Omit the images. Copy each entry word for word.

[Dataset records]
'''
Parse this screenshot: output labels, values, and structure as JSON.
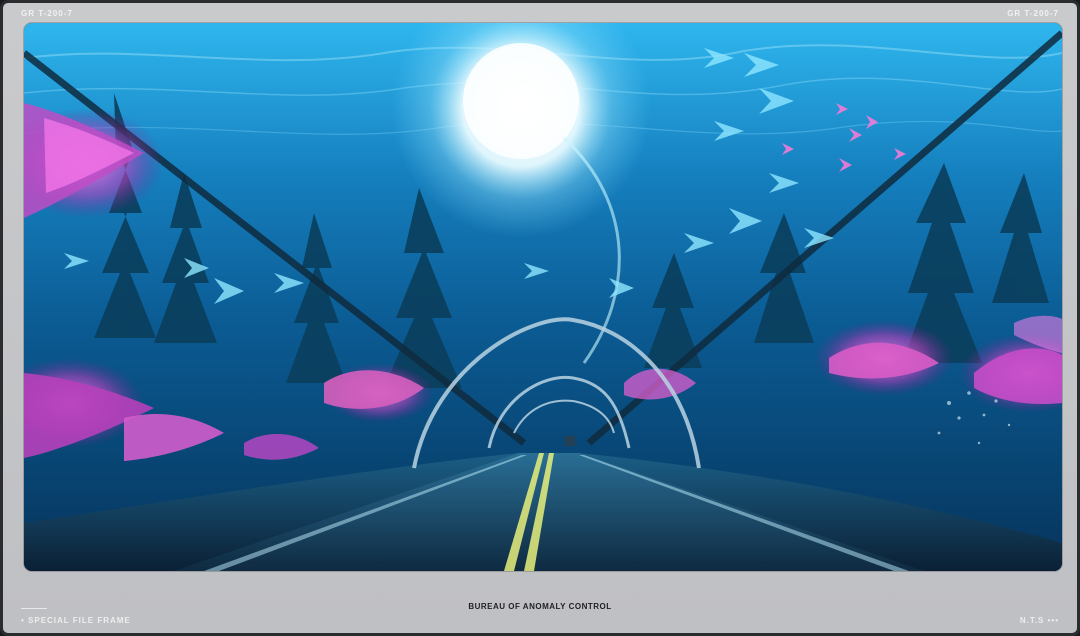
{
  "header": {
    "left_code": "GR   T-200-7",
    "right_code": "GR   T-200-7"
  },
  "caption": "BUREAU OF ANOMALY CONTROL",
  "footer": {
    "left_label": "• SPECIAL FILE FRAME",
    "right_label": "N.T.S •••"
  },
  "colors": {
    "frame_bg": "#c6c7ca",
    "water_top": "#24b6ee",
    "water_mid": "#0a5d97",
    "coral_pink": "#d95cc6",
    "coral_magenta": "#a52ea2",
    "road": "#163a54",
    "lane_line": "#e7f07b"
  },
  "image": {
    "alt": "Underwater glass tunnel with a road, arches, fish, rays, and colorful coral"
  }
}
'''
Answer to the exercise:
Parse this screenshot: output labels, values, and structure as JSON.
{
  "header": {
    "left_code": "GR   T-200-7",
    "right_code": "GR   T-200-7"
  },
  "caption": "BUREAU OF ANOMALY CONTROL",
  "footer": {
    "left_label": "• SPECIAL FILE FRAME",
    "right_label": "N.T.S •••"
  },
  "colors": {
    "frame_bg": "#c6c7ca",
    "water_top": "#24b6ee",
    "water_mid": "#0a5d97",
    "coral_pink": "#d95cc6",
    "coral_magenta": "#a52ea2",
    "road": "#163a54",
    "lane_line": "#e7f07b"
  },
  "image": {
    "alt": "Underwater glass tunnel with a road, arches, fish, rays, and colorful coral"
  }
}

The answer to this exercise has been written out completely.